Data excerpts ▸
--
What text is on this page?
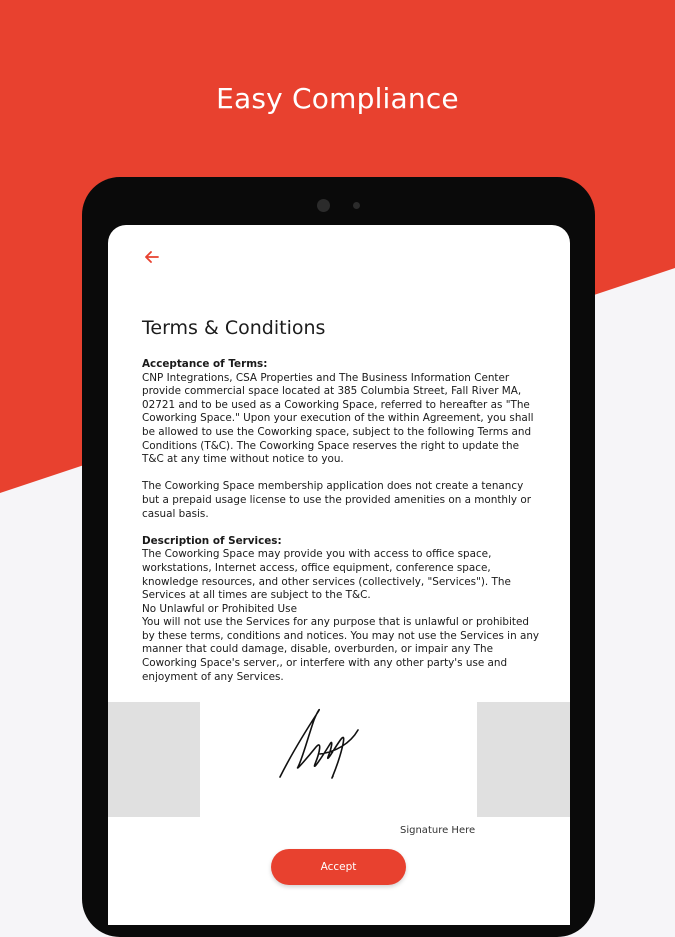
Easy Compliance
Terms & Conditions

Acceptance of Terms:

CNP Integrations, CSA Properties and The Business Information Center provide commercial space located at 385 Columbia Street, Fall River MA, 02721 and to be used as a Coworking Space, referred to hereafter as "The Coworking Space." Upon your execution of the within Agreement, you shall be allowed to use the Coworking space, subject to the following Terms and Conditions (T&C). The Coworking Space reserves the right to update the T&C at any time without notice to you.

The Coworking Space membership application does not create a tenancy but a prepaid usage license to use the provided amenities on a monthly or casual basis.

Description of Services:

The Coworking Space may provide you with access to office space, workstations, Internet access, office equipment, conference space, knowledge resources, and other services (collectively, "Services"). The Services at all times are subject to the T&C.

No Unlawful or Prohibited Use

You will not use the Services for any purpose that is unlawful or prohibited by these terms, conditions and notices. You may not use the Services in any manner that could damage, disable, overburden, or impair any The Coworking Space's server,, or interfere with any other party's use and enjoyment of any Services.

Signature Here
Accept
--
What is expected ▸
Extract all the entries word for word; omit any pictures.

Task output ▸
What text is on this page?
Easy Compliance
Terms & Conditions

Acceptance of Terms:

CNP Integrations, CSA Properties and The Business Information Center provide commercial space located at 385 Columbia Street, Fall River MA, 02721 and to be used as a Coworking Space, referred to hereafter as "The Coworking Space." Upon your execution of the within Agreement, you shall be allowed to use the Coworking space, subject to the following Terms and Conditions (T&C). The Coworking Space reserves the right to update the T&C at any time without notice to you.

The Coworking Space membership application does not create a tenancy but a prepaid usage license to use the provided amenities on a monthly or casual basis.

Description of Services:

The Coworking Space may provide you with access to office space, workstations, Internet access, office equipment, conference space, knowledge resources, and other services (collectively, "Services"). The Services at all times are subject to the T&C.

No Unlawful or Prohibited Use

You will not use the Services for any purpose that is unlawful or prohibited by these terms, conditions and notices. You may not use the Services in any manner that could damage, disable, overburden, or impair any The Coworking Space's server,, or interfere with any other party's use and enjoyment of any Services.

Signature Here
Accept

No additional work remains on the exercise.